Given data —
::::
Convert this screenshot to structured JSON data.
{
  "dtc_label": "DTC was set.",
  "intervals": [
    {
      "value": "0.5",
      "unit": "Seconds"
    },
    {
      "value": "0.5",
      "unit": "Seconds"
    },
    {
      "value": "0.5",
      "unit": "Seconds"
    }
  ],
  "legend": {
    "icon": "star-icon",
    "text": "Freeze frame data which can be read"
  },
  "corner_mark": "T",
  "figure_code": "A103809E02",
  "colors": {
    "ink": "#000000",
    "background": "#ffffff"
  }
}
::::
Please restate the whole listing word for word.

Convert this screenshot to structured JSON data.
{
  "dtc_label": "DTC was set.",
  "intervals": [
    {
      "value": "0.5",
      "unit": "Seconds"
    },
    {
      "value": "0.5",
      "unit": "Seconds"
    },
    {
      "value": "0.5",
      "unit": "Seconds"
    }
  ],
  "legend": {
    "icon": "star-icon",
    "text": "Freeze frame data which can be read"
  },
  "corner_mark": "T",
  "figure_code": "A103809E02",
  "colors": {
    "ink": "#000000",
    "background": "#ffffff"
  }
}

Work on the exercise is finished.